* _Task brief_: Wherever a line holds the string "Memory", copy that line.

====== Raw data ======

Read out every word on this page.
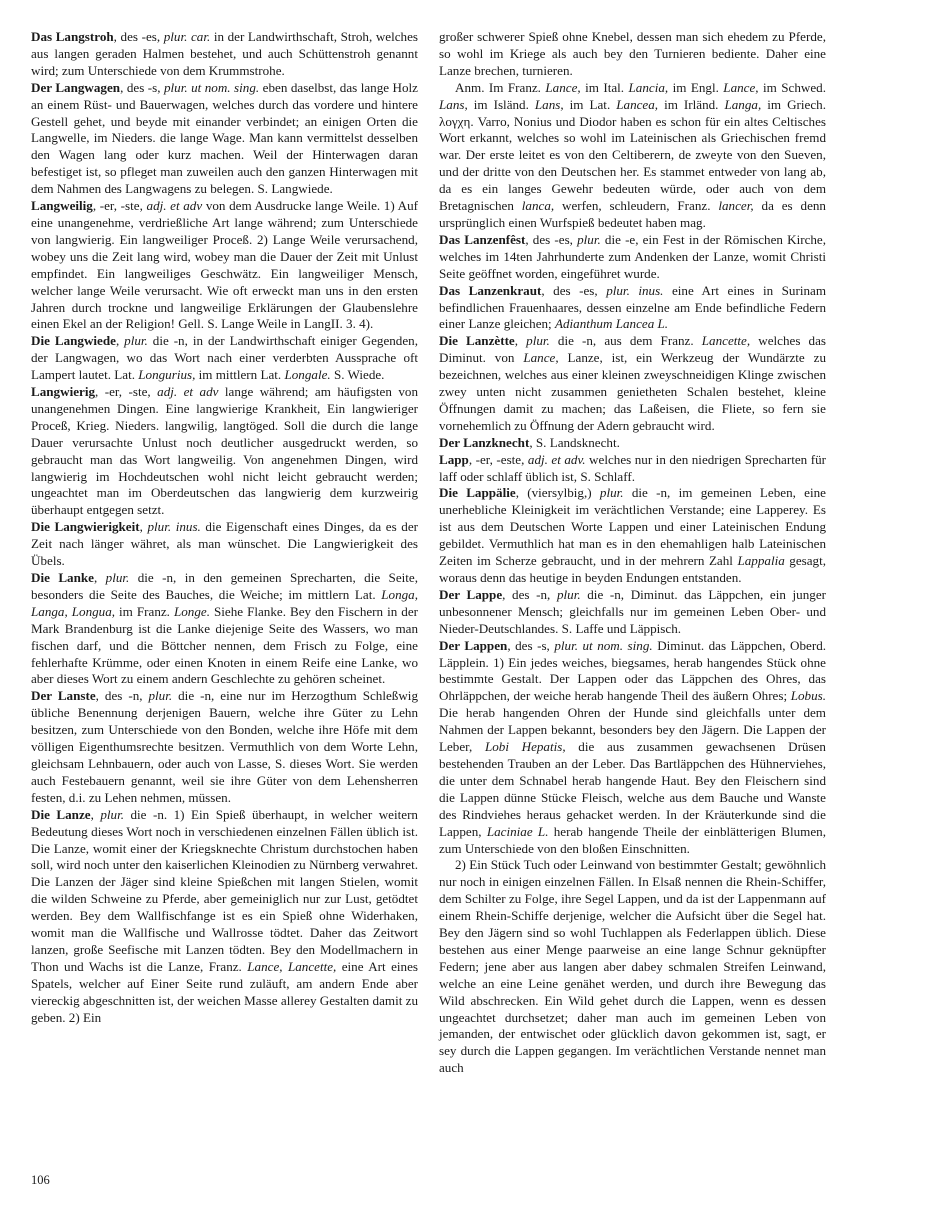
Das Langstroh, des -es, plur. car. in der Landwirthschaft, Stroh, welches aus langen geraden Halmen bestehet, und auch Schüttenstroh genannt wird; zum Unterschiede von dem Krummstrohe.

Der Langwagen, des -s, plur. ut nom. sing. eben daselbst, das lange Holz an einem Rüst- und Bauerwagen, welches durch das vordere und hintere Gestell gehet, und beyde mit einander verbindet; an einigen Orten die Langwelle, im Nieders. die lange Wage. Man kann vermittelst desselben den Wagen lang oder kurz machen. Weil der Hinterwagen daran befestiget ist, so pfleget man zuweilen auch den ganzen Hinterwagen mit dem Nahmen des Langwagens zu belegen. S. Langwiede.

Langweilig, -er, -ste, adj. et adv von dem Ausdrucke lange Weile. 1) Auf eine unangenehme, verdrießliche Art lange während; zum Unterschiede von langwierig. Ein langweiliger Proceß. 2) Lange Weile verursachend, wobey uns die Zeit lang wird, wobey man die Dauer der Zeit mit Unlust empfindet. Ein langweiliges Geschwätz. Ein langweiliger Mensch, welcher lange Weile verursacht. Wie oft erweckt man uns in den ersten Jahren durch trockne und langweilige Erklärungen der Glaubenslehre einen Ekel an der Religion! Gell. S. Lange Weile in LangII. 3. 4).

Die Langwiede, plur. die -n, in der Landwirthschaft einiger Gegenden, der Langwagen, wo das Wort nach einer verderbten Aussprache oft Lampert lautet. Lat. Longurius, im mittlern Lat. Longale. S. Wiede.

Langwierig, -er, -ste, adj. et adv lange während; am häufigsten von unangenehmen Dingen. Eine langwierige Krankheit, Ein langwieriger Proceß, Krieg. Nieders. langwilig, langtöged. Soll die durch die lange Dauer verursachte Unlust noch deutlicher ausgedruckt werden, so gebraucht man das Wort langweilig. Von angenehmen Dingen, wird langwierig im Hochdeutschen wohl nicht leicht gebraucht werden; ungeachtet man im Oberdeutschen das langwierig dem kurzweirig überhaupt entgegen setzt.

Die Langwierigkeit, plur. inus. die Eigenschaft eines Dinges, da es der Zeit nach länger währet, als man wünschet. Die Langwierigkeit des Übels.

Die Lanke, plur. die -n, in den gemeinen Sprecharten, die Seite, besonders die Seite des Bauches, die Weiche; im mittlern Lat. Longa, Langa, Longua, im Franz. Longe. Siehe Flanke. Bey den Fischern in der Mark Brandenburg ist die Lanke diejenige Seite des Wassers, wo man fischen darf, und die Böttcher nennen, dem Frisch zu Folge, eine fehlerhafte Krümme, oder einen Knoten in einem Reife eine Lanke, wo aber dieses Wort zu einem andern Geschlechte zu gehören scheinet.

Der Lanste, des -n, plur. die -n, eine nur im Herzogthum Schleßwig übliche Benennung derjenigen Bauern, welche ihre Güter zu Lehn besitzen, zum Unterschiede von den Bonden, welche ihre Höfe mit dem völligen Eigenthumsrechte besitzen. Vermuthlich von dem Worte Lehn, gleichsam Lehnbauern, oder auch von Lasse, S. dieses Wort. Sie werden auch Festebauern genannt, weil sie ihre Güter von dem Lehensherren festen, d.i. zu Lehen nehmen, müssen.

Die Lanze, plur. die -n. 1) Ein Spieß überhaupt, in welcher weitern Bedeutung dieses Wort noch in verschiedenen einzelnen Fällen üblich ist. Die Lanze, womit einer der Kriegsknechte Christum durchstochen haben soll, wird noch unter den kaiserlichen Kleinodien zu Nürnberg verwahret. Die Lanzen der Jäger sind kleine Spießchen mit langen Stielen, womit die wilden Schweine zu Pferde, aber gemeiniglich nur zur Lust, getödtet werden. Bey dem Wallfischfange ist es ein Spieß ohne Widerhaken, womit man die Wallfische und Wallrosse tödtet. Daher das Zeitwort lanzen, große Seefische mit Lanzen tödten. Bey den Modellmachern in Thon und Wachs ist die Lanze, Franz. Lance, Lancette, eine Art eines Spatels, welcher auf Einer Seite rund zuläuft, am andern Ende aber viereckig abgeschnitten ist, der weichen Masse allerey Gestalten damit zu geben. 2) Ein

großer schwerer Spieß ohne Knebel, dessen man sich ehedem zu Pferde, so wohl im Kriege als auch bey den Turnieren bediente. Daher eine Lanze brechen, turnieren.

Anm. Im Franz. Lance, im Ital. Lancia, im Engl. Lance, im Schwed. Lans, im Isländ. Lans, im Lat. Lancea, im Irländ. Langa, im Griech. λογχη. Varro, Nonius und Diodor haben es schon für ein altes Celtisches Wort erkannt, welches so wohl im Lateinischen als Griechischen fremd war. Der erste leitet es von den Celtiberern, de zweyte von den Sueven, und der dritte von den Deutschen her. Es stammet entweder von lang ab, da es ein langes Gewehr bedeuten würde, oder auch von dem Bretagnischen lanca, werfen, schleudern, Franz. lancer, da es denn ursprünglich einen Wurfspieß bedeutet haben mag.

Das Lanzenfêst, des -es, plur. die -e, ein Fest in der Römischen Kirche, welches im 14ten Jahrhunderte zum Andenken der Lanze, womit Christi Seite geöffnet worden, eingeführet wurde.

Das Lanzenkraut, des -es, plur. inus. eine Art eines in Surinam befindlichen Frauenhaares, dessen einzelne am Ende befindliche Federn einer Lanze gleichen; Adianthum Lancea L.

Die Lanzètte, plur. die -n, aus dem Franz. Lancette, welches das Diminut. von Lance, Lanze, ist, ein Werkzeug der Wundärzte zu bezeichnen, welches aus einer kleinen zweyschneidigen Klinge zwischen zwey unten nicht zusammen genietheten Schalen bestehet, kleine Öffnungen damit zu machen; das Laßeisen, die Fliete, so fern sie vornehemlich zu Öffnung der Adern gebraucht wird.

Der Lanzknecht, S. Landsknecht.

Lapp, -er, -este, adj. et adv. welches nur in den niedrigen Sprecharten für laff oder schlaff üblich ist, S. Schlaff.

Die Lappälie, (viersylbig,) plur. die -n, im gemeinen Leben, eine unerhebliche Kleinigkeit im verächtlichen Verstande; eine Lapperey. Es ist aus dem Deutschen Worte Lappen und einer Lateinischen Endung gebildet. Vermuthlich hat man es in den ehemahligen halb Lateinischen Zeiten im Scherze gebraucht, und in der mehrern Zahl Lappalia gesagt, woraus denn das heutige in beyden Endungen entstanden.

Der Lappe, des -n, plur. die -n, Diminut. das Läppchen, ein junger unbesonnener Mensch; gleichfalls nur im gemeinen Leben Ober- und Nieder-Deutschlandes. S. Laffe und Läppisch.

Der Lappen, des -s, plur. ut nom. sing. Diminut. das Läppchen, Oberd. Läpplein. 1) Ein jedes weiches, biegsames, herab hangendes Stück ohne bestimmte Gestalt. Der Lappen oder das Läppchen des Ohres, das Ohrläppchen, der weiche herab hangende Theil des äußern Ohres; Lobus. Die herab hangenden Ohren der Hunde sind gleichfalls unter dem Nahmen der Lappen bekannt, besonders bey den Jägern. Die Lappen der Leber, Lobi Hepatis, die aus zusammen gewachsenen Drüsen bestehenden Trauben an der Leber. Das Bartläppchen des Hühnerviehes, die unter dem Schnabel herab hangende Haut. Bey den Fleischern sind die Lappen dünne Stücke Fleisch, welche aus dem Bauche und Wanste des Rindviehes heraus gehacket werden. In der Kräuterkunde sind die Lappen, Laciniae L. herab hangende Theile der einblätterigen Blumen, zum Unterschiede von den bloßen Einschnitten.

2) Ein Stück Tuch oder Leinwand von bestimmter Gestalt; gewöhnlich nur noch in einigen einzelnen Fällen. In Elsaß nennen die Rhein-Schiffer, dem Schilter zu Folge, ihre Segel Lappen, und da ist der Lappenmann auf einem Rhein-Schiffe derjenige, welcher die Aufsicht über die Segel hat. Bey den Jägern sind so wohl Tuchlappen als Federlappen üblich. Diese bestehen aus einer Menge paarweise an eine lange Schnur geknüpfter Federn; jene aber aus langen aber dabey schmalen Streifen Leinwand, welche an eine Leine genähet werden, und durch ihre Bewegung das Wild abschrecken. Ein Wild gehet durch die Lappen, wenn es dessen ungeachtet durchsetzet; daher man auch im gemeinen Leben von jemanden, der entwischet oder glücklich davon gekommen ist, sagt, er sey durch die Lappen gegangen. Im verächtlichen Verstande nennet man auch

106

======
====== Raw data ======

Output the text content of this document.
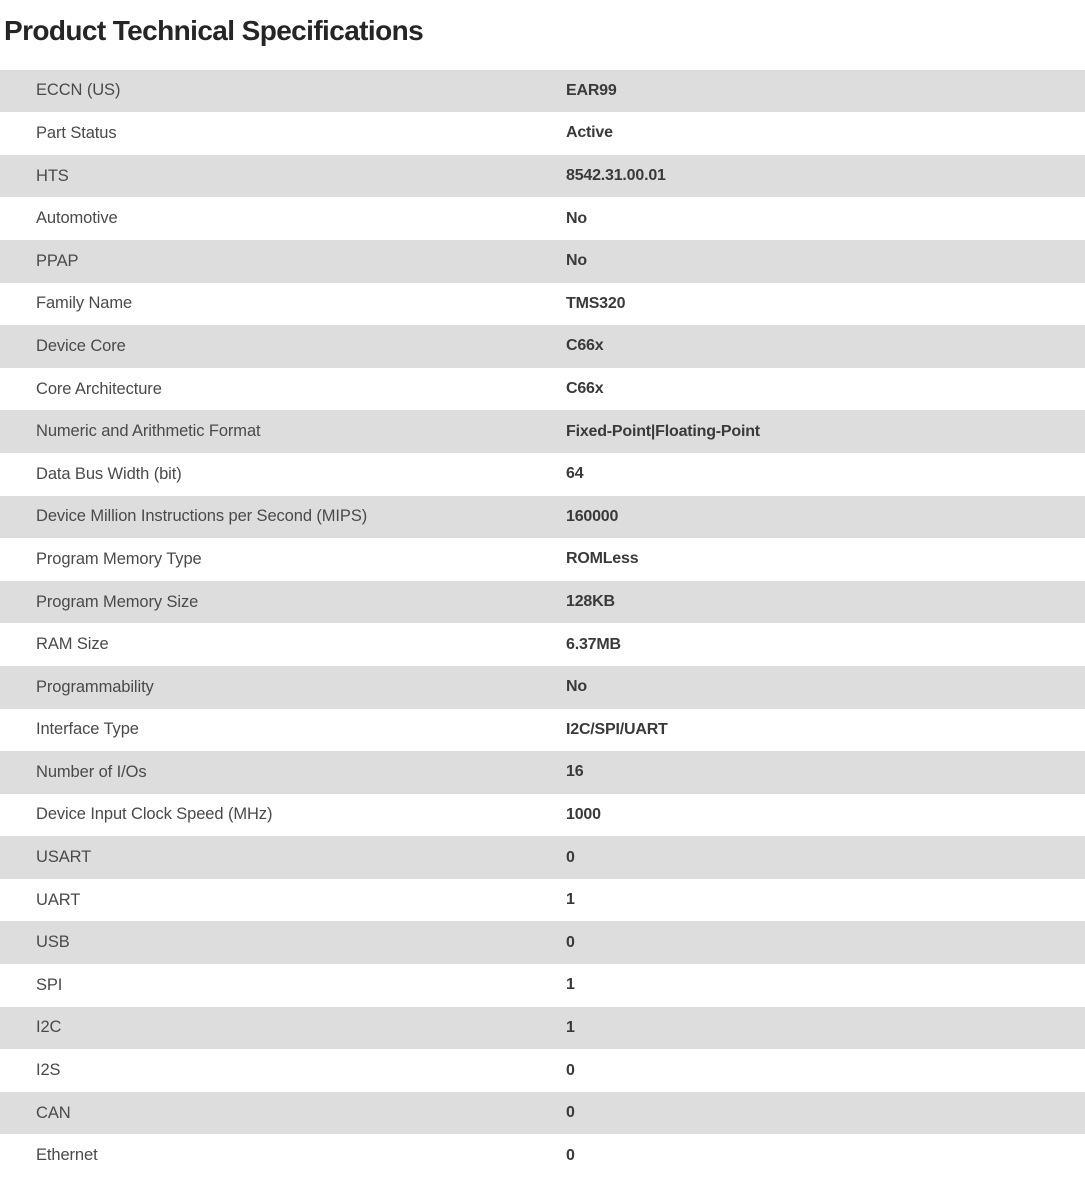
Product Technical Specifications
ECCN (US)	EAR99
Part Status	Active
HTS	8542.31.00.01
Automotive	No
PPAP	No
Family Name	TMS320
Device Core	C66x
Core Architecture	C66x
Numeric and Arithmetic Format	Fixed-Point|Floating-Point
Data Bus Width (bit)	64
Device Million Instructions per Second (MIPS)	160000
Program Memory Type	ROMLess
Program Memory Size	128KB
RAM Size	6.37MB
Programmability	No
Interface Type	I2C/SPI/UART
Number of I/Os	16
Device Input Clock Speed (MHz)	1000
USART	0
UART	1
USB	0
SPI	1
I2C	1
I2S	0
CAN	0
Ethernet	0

======

* _The reply_:
Program Memory Type	ROMLess
Program Memory Size	128KB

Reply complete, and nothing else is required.